## Aim
Give back the full listing, character for character, with no pictures.

## Exercise input
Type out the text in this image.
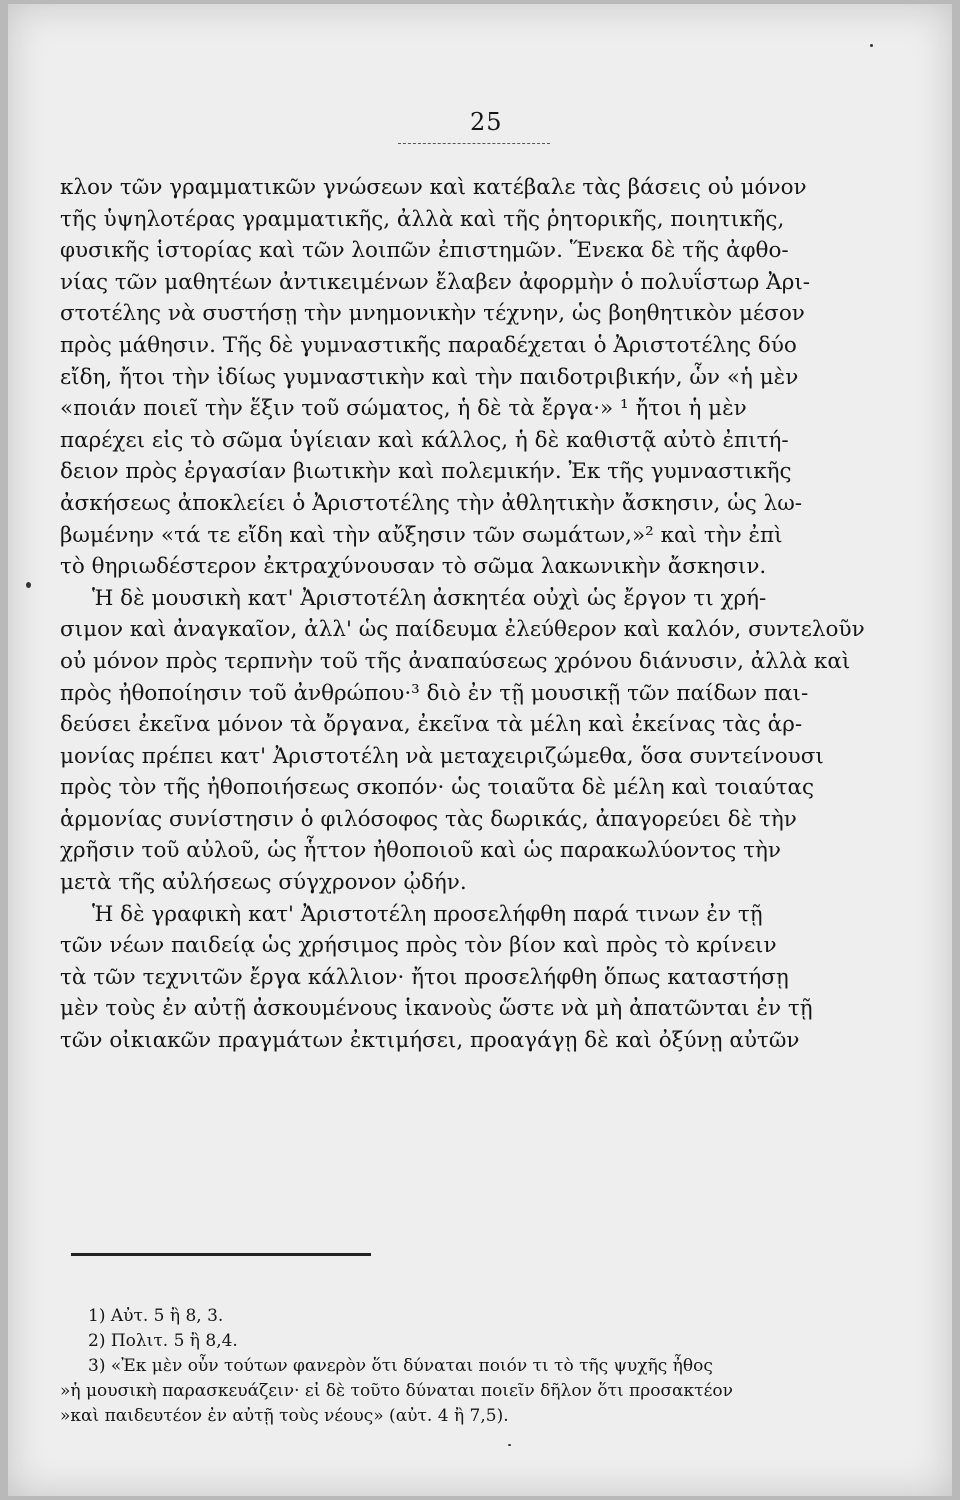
25
κλον τῶν γραμματικῶν γνώσεων καὶ κατέβαλε τὰς βάσεις οὐ μόνον
τῆς ὑψηλοτέρας γραμματικῆς, ἀλλὰ καὶ τῆς ῥητορικῆς, ποιητικῆς,
φυσικῆς ἱστορίας καὶ τῶν λοιπῶν ἐπιστημῶν. Ἕνεκα δὲ τῆς ἀφθο-
νίας τῶν μαθητέων ἀντικειμένων ἔλαβεν ἀφορμὴν ὁ πολυΐστωρ Ἀρι-
στοτέλης νὰ συστήσῃ τὴν μνημονικὴν τέχνην, ὡς βοηθητικὸν μέσον
πρὸς μάθησιν. Τῆς δὲ γυμναστικῆς παραδέχεται ὁ Ἀριστοτέλης δύο
εἴδη, ἤτοι τὴν ἰδίως γυμναστικὴν καὶ τὴν παιδοτριβικήν, ὧν «ἡ μὲν
«ποιάν ποιεῖ τὴν ἕξιν τοῦ σώματος, ἡ δὲ τὰ ἔργα·» ¹ ἤτοι ἡ μὲν
παρέχει εἰς τὸ σῶμα ὑγίειαν καὶ κάλλος, ἡ δὲ καθιστᾷ αὐτὸ ἐπιτή-
δειον πρὸς ἐργασίαν βιωτικὴν καὶ πολεμικήν. Ἐκ τῆς γυμναστικῆς
ἀσκήσεως ἀποκλείει ὁ Ἀριστοτέλης τὴν ἀθλητικὴν ἄσκησιν, ὡς λω-
βωμένην «τά τε εἴδη καὶ τὴν αὔξησιν τῶν σωμάτων,»² καὶ τὴν ἐπὶ
τὸ θηριωδέστερον ἐκτραχύνουσαν τὸ σῶμα λακωνικὴν ἄσκησιν.
Ἡ δὲ μουσικὴ κατ' Ἀριστοτέλη ἀσκητέα οὐχὶ ὡς ἔργον τι χρή-
σιμον καὶ ἀναγκαῖον, ἀλλ' ὡς παίδευμα ἐλεύθερον καὶ καλόν, συντελοῦν
οὐ μόνον πρὸς τερπνὴν τοῦ τῆς ἀναπαύσεως χρόνου διάνυσιν, ἀλλὰ καὶ
πρὸς ἠθοποίησιν τοῦ ἀνθρώπου·³ διὸ ἐν τῇ μουσικῇ τῶν παίδων παι-
δεύσει ἐκεῖνα μόνον τὰ ὄργανα, ἐκεῖνα τὰ μέλη καὶ ἐκείνας τὰς ἁρ-
μονίας πρέπει κατ' Ἀριστοτέλη νὰ μεταχειριζώμεθα, ὅσα συντείνουσι
πρὸς τὸν τῆς ἠθοποιήσεως σκοπόν· ὡς τοιαῦτα δὲ μέλη καὶ τοιαύτας
ἁρμονίας συνίστησιν ὁ φιλόσοφος τὰς δωρικάς, ἀπαγορεύει δὲ τὴν
χρῆσιν τοῦ αὐλοῦ, ὡς ἧττον ἠθοποιοῦ καὶ ὡς παρακωλύοντος τὴν
μετὰ τῆς αὐλήσεως σύγχρονον ᾠδήν.
Ἡ δὲ γραφικὴ κατ' Ἀριστοτέλη προσελήφθη παρά τινων ἐν τῇ
τῶν νέων παιδείᾳ ὡς χρήσιμος πρὸς τὸν βίον καὶ πρὸς τὸ κρίνειν
τὰ τῶν τεχνιτῶν ἔργα κάλλιον· ἤτοι προσελήφθη ὅπως καταστήσῃ
μὲν τοὺς ἐν αὐτῇ ἀσκουμένους ἱκανοὺς ὥστε νὰ μὴ ἀπατῶνται ἐν τῇ
τῶν οἰκιακῶν πραγμάτων ἐκτιμήσει, προαγάγῃ δὲ καὶ ὀξύνῃ αὐτῶν
1) Αὐτ. 5 ἢ 8, 3.
2) Πολιτ. 5 ἢ 8,4.
3) «Ἐκ μὲν οὖν τούτων φανερὸν ὅτι δύναται ποιόν τι τὸ τῆς ψυχῆς ἦθος
»ἡ μουσικὴ παρασκευάζειν· εἰ δὲ τοῦτο δύναται ποιεῖν δῆλον ὅτι προσακτέον
»καὶ παιδευτέον ἐν αὐτῇ τοὺς νέους» (αὐτ. 4 ἢ 7,5).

## Answer below
Type out the text in this image.
25
κλον τῶν γραμματικῶν γνώσεων καὶ κατέβαλε τὰς βάσεις οὐ μόνον
τῆς ὑψηλοτέρας γραμματικῆς, ἀλλὰ καὶ τῆς ῥητορικῆς, ποιητικῆς,
φυσικῆς ἱστορίας καὶ τῶν λοιπῶν ἐπιστημῶν. Ἕνεκα δὲ τῆς ἀφθο-
νίας τῶν μαθητέων ἀντικειμένων ἔλαβεν ἀφορμὴν ὁ πολυΐστωρ Ἀρι-
στοτέλης νὰ συστήσῃ τὴν μνημονικὴν τέχνην, ὡς βοηθητικὸν μέσον
πρὸς μάθησιν. Τῆς δὲ γυμναστικῆς παραδέχεται ὁ Ἀριστοτέλης δύο
εἴδη, ἤτοι τὴν ἰδίως γυμναστικὴν καὶ τὴν παιδοτριβικήν, ὧν «ἡ μὲν
«ποιάν ποιεῖ τὴν ἕξιν τοῦ σώματος, ἡ δὲ τὰ ἔργα·» ¹ ἤτοι ἡ μὲν
παρέχει εἰς τὸ σῶμα ὑγίειαν καὶ κάλλος, ἡ δὲ καθιστᾷ αὐτὸ ἐπιτή-
δειον πρὸς ἐργασίαν βιωτικὴν καὶ πολεμικήν. Ἐκ τῆς γυμναστικῆς
ἀσκήσεως ἀποκλείει ὁ Ἀριστοτέλης τὴν ἀθλητικὴν ἄσκησιν, ὡς λω-
βωμένην «τά τε εἴδη καὶ τὴν αὔξησιν τῶν σωμάτων,»² καὶ τὴν ἐπὶ
τὸ θηριωδέστερον ἐκτραχύνουσαν τὸ σῶμα λακωνικὴν ἄσκησιν.
Ἡ δὲ μουσικὴ κατ' Ἀριστοτέλη ἀσκητέα οὐχὶ ὡς ἔργον τι χρή-
σιμον καὶ ἀναγκαῖον, ἀλλ' ὡς παίδευμα ἐλεύθερον καὶ καλόν, συντελοῦν
οὐ μόνον πρὸς τερπνὴν τοῦ τῆς ἀναπαύσεως χρόνου διάνυσιν, ἀλλὰ καὶ
πρὸς ἠθοποίησιν τοῦ ἀνθρώπου·³ διὸ ἐν τῇ μουσικῇ τῶν παίδων παι-
δεύσει ἐκεῖνα μόνον τὰ ὄργανα, ἐκεῖνα τὰ μέλη καὶ ἐκείνας τὰς ἁρ-
μονίας πρέπει κατ' Ἀριστοτέλη νὰ μεταχειριζώμεθα, ὅσα συντείνουσι
πρὸς τὸν τῆς ἠθοποιήσεως σκοπόν· ὡς τοιαῦτα δὲ μέλη καὶ τοιαύτας
ἁρμονίας συνίστησιν ὁ φιλόσοφος τὰς δωρικάς, ἀπαγορεύει δὲ τὴν
χρῆσιν τοῦ αὐλοῦ, ὡς ἧττον ἠθοποιοῦ καὶ ὡς παρακωλύοντος τὴν
μετὰ τῆς αὐλήσεως σύγχρονον ᾠδήν.
Ἡ δὲ γραφικὴ κατ' Ἀριστοτέλη προσελήφθη παρά τινων ἐν τῇ
τῶν νέων παιδείᾳ ὡς χρήσιμος πρὸς τὸν βίον καὶ πρὸς τὸ κρίνειν
τὰ τῶν τεχνιτῶν ἔργα κάλλιον· ἤτοι προσελήφθη ὅπως καταστήσῃ
μὲν τοὺς ἐν αὐτῇ ἀσκουμένους ἱκανοὺς ὥστε νὰ μὴ ἀπατῶνται ἐν τῇ
τῶν οἰκιακῶν πραγμάτων ἐκτιμήσει, προαγάγῃ δὲ καὶ ὀξύνῃ αὐτῶν
1) Αὐτ. 5 ἢ 8, 3.
2) Πολιτ. 5 ἢ 8,4.
3) «Ἐκ μὲν οὖν τούτων φανερὸν ὅτι δύναται ποιόν τι τὸ τῆς ψυχῆς ἦθος
»ἡ μουσικὴ παρασκευάζειν· εἰ δὲ τοῦτο δύναται ποιεῖν δῆλον ὅτι προσακτέον
»καὶ παιδευτέον ἐν αὐτῇ τοὺς νέους» (αὐτ. 4 ἢ 7,5).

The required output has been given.